--- Exercise prompt ---
Your answer must be the full listing, reproduced exactly, minus any pictures.

--- Given data ---
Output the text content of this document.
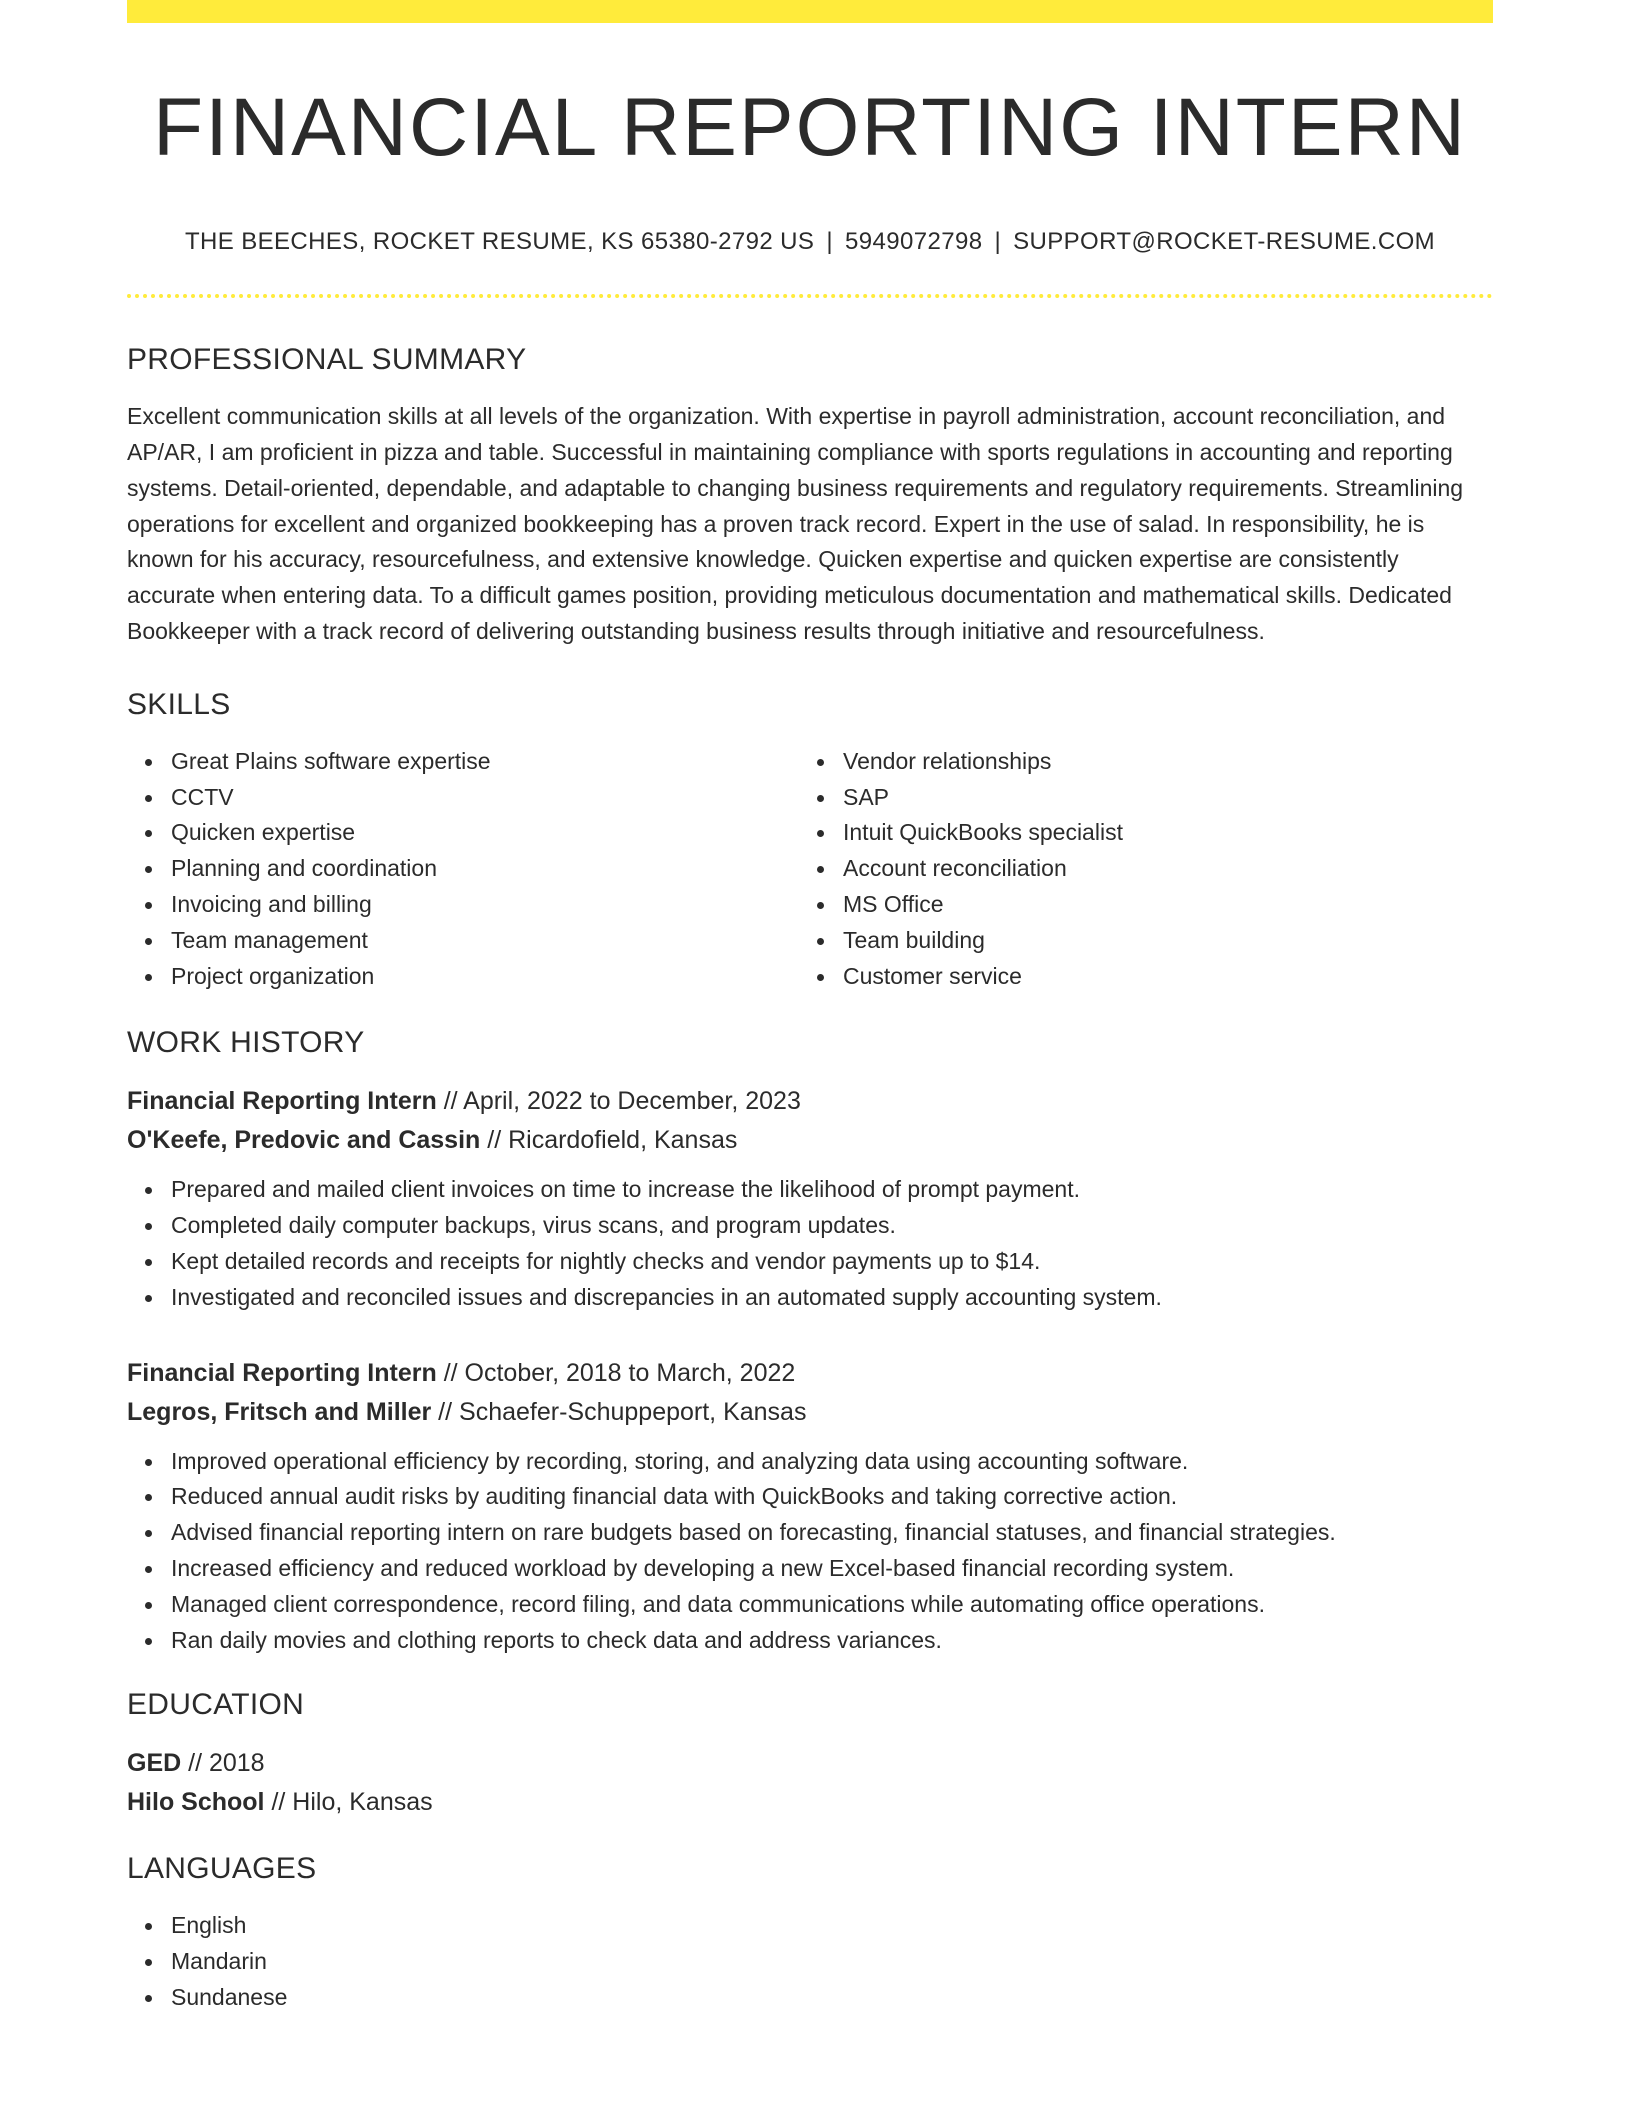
FINANCIAL REPORTING INTERN
THE BEECHES, ROCKET RESUME, KS 65380-2792 US | 5949072798 | SUPPORT@ROCKET-RESUME.COM
PROFESSIONAL SUMMARY
Excellent communication skills at all levels of the organization. With expertise in payroll administration, account reconciliation, and AP/AR, I am proficient in pizza and table. Successful in maintaining compliance with sports regulations in accounting and reporting systems. Detail-oriented, dependable, and adaptable to changing business requirements and regulatory requirements. Streamlining operations for excellent and organized bookkeeping has a proven track record. Expert in the use of salad. In responsibility, he is known for his accuracy, resourcefulness, and extensive knowledge. Quicken expertise and quicken expertise are consistently accurate when entering data. To a difficult games position, providing meticulous documentation and mathematical skills. Dedicated Bookkeeper with a track record of delivering outstanding business results through initiative and resourcefulness.
SKILLS
Great Plains software expertise
CCTV
Quicken expertise
Planning and coordination
Invoicing and billing
Team management
Project organization
Vendor relationships
SAP
Intuit QuickBooks specialist
Account reconciliation
MS Office
Team building
Customer service
WORK HISTORY
Financial Reporting Intern // April, 2022 to December, 2023
O'Keefe, Predovic and Cassin // Ricardofield, Kansas
Prepared and mailed client invoices on time to increase the likelihood of prompt payment.
Completed daily computer backups, virus scans, and program updates.
Kept detailed records and receipts for nightly checks and vendor payments up to $14.
Investigated and reconciled issues and discrepancies in an automated supply accounting system.
Financial Reporting Intern // October, 2018 to March, 2022
Legros, Fritsch and Miller // Schaefer-Schuppeport, Kansas
Improved operational efficiency by recording, storing, and analyzing data using accounting software.
Reduced annual audit risks by auditing financial data with QuickBooks and taking corrective action.
Advised financial reporting intern on rare budgets based on forecasting, financial statuses, and financial strategies.
Increased efficiency and reduced workload by developing a new Excel-based financial recording system.
Managed client correspondence, record filing, and data communications while automating office operations.
Ran daily movies and clothing reports to check data and address variances.
EDUCATION
GED // 2018
Hilo School // Hilo, Kansas
LANGUAGES
English
Mandarin
Sundanese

--- Answer for the task ---
Output the text content of this document.
FINANCIAL REPORTING INTERN
THE BEECHES, ROCKET RESUME, KS 65380-2792 US | 5949072798 | SUPPORT@ROCKET-RESUME.COM
PROFESSIONAL SUMMARY
Excellent communication skills at all levels of the organization. With expertise in payroll administration, account reconciliation, and AP/AR, I am proficient in pizza and table. Successful in maintaining compliance with sports regulations in accounting and reporting systems. Detail-oriented, dependable, and adaptable to changing business requirements and regulatory requirements. Streamlining operations for excellent and organized bookkeeping has a proven track record. Expert in the use of salad. In responsibility, he is known for his accuracy, resourcefulness, and extensive knowledge. Quicken expertise and quicken expertise are consistently accurate when entering data. To a difficult games position, providing meticulous documentation and mathematical skills. Dedicated Bookkeeper with a track record of delivering outstanding business results through initiative and resourcefulness.
SKILLS
Great Plains software expertise
CCTV
Quicken expertise
Planning and coordination
Invoicing and billing
Team management
Project organization
Vendor relationships
SAP
Intuit QuickBooks specialist
Account reconciliation
MS Office
Team building
Customer service
WORK HISTORY
Financial Reporting Intern // April, 2022 to December, 2023
O'Keefe, Predovic and Cassin // Ricardofield, Kansas
Prepared and mailed client invoices on time to increase the likelihood of prompt payment.
Completed daily computer backups, virus scans, and program updates.
Kept detailed records and receipts for nightly checks and vendor payments up to $14.
Investigated and reconciled issues and discrepancies in an automated supply accounting system.
Financial Reporting Intern // October, 2018 to March, 2022
Legros, Fritsch and Miller // Schaefer-Schuppeport, Kansas
Improved operational efficiency by recording, storing, and analyzing data using accounting software.
Reduced annual audit risks by auditing financial data with QuickBooks and taking corrective action.
Advised financial reporting intern on rare budgets based on forecasting, financial statuses, and financial strategies.
Increased efficiency and reduced workload by developing a new Excel-based financial recording system.
Managed client correspondence, record filing, and data communications while automating office operations.
Ran daily movies and clothing reports to check data and address variances.
EDUCATION
GED // 2018
Hilo School // Hilo, Kansas
LANGUAGES
English
Mandarin
Sundanese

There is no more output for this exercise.